Give all of the lines again, with nothing added or dropped.
# START OF Data to use
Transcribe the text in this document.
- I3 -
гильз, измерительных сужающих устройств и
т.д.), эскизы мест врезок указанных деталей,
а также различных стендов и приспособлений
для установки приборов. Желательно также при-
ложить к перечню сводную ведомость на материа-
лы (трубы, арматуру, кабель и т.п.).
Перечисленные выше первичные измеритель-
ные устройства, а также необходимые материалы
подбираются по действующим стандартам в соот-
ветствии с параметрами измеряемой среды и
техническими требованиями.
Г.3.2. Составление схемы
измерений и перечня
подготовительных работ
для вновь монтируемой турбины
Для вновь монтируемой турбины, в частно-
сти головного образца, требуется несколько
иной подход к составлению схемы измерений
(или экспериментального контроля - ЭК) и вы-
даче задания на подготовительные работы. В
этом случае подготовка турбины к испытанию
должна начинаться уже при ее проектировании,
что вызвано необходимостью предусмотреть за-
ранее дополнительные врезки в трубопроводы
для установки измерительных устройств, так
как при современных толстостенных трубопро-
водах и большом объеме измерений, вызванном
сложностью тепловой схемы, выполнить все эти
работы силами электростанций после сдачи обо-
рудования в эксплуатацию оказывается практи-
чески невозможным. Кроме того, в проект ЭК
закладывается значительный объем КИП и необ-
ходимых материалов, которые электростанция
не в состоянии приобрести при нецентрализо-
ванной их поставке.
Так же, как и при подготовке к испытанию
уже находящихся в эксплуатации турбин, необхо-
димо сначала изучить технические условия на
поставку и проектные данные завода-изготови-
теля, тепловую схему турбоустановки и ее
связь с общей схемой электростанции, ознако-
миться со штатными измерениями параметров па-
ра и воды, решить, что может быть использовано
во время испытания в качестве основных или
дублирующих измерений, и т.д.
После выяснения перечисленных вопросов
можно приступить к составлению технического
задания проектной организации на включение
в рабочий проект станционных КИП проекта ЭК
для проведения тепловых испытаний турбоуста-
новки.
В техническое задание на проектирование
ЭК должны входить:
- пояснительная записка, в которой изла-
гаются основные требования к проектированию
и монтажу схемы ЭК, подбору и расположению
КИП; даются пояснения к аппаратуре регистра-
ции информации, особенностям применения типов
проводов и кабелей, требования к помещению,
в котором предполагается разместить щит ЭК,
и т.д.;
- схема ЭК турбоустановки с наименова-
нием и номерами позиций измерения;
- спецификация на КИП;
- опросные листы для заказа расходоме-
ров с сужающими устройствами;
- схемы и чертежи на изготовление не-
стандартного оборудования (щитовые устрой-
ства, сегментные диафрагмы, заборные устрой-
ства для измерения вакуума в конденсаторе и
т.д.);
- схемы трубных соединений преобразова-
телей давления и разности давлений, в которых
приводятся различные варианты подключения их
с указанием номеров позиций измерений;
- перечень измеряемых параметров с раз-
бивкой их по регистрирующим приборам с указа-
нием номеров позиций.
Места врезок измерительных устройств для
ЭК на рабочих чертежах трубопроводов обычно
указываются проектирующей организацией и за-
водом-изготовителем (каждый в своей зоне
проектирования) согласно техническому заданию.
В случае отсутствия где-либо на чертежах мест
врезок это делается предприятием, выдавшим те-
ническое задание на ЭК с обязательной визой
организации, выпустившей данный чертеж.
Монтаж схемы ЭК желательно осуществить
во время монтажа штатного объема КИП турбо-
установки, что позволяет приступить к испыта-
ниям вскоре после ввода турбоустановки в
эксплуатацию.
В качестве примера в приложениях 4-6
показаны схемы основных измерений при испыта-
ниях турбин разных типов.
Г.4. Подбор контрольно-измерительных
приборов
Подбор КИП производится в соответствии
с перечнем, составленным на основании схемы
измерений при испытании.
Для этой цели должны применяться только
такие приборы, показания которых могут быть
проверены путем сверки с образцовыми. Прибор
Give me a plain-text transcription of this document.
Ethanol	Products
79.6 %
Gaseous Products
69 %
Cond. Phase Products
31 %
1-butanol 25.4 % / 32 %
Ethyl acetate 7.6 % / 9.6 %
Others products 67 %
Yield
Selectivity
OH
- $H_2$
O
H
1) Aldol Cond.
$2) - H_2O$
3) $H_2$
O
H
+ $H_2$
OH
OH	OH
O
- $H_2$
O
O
# END OF Data to use
## Reply to the exercise
Transcribe the text in this document.
- I3 -
гильз, измерительных сужающих устройств и
т.д.), эскизы мест врезок указанных деталей,
а также различных стендов и приспособлений
для установки приборов. Желательно также при-
ложить к перечню сводную ведомость на материа-
лы (трубы, арматуру, кабель и т.п.).
Перечисленные выше первичные измеритель-
ные устройства, а также необходимые материалы
подбираются по действующим стандартам в соот-
ветствии с параметрами измеряемой среды и
техническими требованиями.
Г.3.2. Составление схемы
измерений и перечня
подготовительных работ
для вновь монтируемой турбины
Для вновь монтируемой турбины, в частно-
сти головного образца, требуется несколько
иной подход к составлению схемы измерений
(или экспериментального контроля - ЭК) и вы-
даче задания на подготовительные работы. В
этом случае подготовка турбины к испытанию
должна начинаться уже при ее проектировании,
что вызвано необходимостью предусмотреть за-
ранее дополнительные врезки в трубопроводы
для установки измерительных устройств, так
как при современных толстостенных трубопро-
водах и большом объеме измерений, вызванном
сложностью тепловой схемы, выполнить все эти
работы силами электростанций после сдачи обо-
рудования в эксплуатацию оказывается практи-
чески невозможным. Кроме того, в проект ЭК
закладывается значительный объем КИП и необ-
ходимых материалов, которые электростанция
не в состоянии приобрести при нецентрализо-
ванной их поставке.
Так же, как и при подготовке к испытанию
уже находящихся в эксплуатации турбин, необхо-
димо сначала изучить технические условия на
поставку и проектные данные завода-изготови-
теля, тепловую схему турбоустановки и ее
связь с общей схемой электростанции, ознако-
миться со штатными измерениями параметров па-
ра и воды, решить, что может быть использовано
во время испытания в качестве основных или
дублирующих измерений, и т.д.
После выяснения перечисленных вопросов
можно приступить к составлению технического
задания проектной организации на включение
в рабочий проект станционных КИП проекта ЭК
для проведения тепловых испытаний турбоуста-
новки.
В техническое задание на проектирование
ЭК должны входить:
- пояснительная записка, в которой изла-
гаются основные требования к проектированию
и монтажу схемы ЭК, подбору и расположению
КИП; даются пояснения к аппаратуре регистра-
ции информации, особенностям применения типов
проводов и кабелей, требования к помещению,
в котором предполагается разместить щит ЭК,
и т.д.;
- схема ЭК турбоустановки с наименова-
нием и номерами позиций измерения;
- спецификация на КИП;
- опросные листы для заказа расходоме-
ров с сужающими устройствами;
- схемы и чертежи на изготовление не-
стандартного оборудования (щитовые устрой-
ства, сегментные диафрагмы, заборные устрой-
ства для измерения вакуума в конденсаторе и
т.д.);
- схемы трубных соединений преобразова-
телей давления и разности давлений, в которых
приводятся различные варианты подключения их
с указанием номеров позиций измерений;
- перечень измеряемых параметров с раз-
бивкой их по регистрирующим приборам с указа-
нием номеров позиций.
Места врезок измерительных устройств для
ЭК на рабочих чертежах трубопроводов обычно
указываются проектирующей организацией и за-
водом-изготовителем (каждый в своей зоне
проектирования) согласно техническому заданию.
В случае отсутствия где-либо на чертежах мест
врезок это делается предприятием, выдавшим те-
ническое задание на ЭК с обязательной визой
организации, выпустившей данный чертеж.
Монтаж схемы ЭК желательно осуществить
во время монтажа штатного объема КИП турбо-
установки, что позволяет приступить к испыта-
ниям вскоре после ввода турбоустановки в
эксплуатацию.
В качестве примера в приложениях 4-6
показаны схемы основных измерений при испыта-
ниях турбин разных типов.
Г.4. Подбор контрольно-измерительных
приборов
Подбор КИП производится в соответствии
с перечнем, составленным на основании схемы
измерений при испытании.
Для этой цели должны применяться только
такие приборы, показания которых могут быть
проверены путем сверки с образцовыми. Прибор
Give me a plain-text transcription of this document.
Ethanol	Products
79.6 %
Gaseous Products
69 %
Cond. Phase Products
31 %
1-butanol 25.4 % / 32 %
Ethyl acetate 7.6 % / 9.6 %
Others products 67 %
Yield
Selectivity
OH
- $H_2$
O
H
1) Aldol Cond.
$2) - H_2O$
3) $H_2$
O
H
+ $H_2$
OH
OH	OH
O
- $H_2$
O
O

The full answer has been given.